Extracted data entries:
==============================

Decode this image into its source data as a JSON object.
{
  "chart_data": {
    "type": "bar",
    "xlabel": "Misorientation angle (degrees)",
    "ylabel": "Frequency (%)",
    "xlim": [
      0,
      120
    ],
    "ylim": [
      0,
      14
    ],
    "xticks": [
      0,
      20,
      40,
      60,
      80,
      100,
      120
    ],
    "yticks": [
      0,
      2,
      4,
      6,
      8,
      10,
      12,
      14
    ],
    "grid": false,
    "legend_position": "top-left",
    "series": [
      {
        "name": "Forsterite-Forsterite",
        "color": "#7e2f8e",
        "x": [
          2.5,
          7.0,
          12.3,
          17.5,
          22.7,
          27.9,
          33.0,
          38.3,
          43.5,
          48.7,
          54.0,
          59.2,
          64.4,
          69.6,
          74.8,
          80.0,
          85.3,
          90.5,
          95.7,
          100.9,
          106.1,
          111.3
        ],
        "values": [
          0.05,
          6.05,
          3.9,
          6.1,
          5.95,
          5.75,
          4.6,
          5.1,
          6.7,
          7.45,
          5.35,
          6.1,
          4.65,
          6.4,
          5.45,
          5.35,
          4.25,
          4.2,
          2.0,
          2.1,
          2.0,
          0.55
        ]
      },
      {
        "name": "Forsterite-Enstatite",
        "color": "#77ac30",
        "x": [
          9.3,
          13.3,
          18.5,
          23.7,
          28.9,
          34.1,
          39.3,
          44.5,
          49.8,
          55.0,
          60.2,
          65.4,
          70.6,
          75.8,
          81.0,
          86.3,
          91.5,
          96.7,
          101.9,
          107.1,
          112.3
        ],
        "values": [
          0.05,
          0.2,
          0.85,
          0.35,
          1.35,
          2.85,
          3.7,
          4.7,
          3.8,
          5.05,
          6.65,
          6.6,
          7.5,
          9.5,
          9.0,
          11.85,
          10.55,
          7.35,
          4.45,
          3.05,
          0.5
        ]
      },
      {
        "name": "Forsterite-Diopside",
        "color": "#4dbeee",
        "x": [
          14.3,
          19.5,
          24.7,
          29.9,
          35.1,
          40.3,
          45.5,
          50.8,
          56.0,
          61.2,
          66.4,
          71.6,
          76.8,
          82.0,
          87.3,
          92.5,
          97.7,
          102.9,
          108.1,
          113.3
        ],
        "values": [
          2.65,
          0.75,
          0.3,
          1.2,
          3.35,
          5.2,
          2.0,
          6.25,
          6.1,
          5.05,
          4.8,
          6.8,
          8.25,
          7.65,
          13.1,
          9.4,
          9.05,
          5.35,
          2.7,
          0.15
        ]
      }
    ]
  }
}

==============================

What the task requires >> Using the data above, say how many lines include "Forsterite". No other reply is needed.

Final result >> 3